A block of data:
◇ ◇ ◇ ◇

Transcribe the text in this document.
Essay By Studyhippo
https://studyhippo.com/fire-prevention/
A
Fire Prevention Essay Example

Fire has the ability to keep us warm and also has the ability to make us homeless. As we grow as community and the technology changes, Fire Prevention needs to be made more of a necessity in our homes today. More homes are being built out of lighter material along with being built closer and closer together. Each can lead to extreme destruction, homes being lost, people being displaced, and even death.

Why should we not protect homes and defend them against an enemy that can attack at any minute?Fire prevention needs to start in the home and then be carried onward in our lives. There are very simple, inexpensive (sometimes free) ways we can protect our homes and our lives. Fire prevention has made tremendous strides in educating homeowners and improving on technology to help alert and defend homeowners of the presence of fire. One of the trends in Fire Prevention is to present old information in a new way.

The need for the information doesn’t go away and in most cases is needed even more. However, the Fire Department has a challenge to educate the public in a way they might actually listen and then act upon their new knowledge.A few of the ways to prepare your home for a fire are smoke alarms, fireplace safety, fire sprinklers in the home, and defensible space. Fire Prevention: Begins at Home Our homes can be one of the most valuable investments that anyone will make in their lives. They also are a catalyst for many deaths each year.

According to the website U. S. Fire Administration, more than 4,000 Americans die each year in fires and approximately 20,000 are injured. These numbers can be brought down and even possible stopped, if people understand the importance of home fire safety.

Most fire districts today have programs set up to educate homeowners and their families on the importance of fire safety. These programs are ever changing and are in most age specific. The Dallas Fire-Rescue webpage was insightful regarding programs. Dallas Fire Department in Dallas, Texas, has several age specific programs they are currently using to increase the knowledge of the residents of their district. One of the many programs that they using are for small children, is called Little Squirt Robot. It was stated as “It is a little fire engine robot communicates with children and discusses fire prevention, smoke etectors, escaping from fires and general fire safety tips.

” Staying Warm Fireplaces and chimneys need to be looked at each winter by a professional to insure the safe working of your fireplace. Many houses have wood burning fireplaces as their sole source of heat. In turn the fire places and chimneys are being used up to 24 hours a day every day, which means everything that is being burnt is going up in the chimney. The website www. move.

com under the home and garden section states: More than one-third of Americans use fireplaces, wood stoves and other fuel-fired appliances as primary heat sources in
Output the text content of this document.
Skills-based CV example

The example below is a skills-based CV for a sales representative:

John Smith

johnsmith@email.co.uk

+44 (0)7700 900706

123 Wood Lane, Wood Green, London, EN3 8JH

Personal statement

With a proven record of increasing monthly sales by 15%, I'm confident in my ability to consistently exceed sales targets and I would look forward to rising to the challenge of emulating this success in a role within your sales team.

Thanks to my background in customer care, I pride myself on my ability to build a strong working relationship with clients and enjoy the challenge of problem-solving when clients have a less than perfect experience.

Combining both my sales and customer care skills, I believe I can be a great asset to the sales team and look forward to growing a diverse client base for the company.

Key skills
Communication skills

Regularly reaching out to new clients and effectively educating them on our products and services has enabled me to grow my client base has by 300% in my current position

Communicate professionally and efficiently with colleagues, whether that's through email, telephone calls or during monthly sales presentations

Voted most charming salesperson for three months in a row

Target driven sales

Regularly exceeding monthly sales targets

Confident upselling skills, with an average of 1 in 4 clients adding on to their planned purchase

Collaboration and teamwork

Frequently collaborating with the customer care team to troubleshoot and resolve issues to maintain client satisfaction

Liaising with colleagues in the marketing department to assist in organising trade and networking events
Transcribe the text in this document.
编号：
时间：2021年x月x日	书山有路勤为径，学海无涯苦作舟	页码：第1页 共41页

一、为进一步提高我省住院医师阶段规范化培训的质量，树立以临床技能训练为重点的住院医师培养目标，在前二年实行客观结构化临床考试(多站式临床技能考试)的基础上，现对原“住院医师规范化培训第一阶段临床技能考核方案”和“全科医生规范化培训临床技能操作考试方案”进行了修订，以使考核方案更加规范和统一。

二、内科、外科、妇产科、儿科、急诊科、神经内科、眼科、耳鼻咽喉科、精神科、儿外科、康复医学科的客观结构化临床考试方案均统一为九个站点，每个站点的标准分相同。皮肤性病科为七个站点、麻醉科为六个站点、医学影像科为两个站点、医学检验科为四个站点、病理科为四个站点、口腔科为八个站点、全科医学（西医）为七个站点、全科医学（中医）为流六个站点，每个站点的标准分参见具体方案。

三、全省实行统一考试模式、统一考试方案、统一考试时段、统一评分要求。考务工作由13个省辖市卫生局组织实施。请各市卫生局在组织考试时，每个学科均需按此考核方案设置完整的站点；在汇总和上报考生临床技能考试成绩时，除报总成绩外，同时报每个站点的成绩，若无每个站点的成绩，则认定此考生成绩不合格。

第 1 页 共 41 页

◇ ◇ ◇ ◇

Problem to work on>
Search the entries for the word "customer" and copy every line that has it.

Result for this exercise>
Thanks to my background in customer care, I pride myself on my ability to build a strong working relationship with clients and enjoy the challenge of problem-solving when clients have a less than perfect experience.
Combining both my sales and customer care skills, I believe I can be a great asset to the sales team and look forward to growing a diverse client base for the company.
Frequently collaborating with the customer care team to troubleshoot and resolve issues to maintain client satisfaction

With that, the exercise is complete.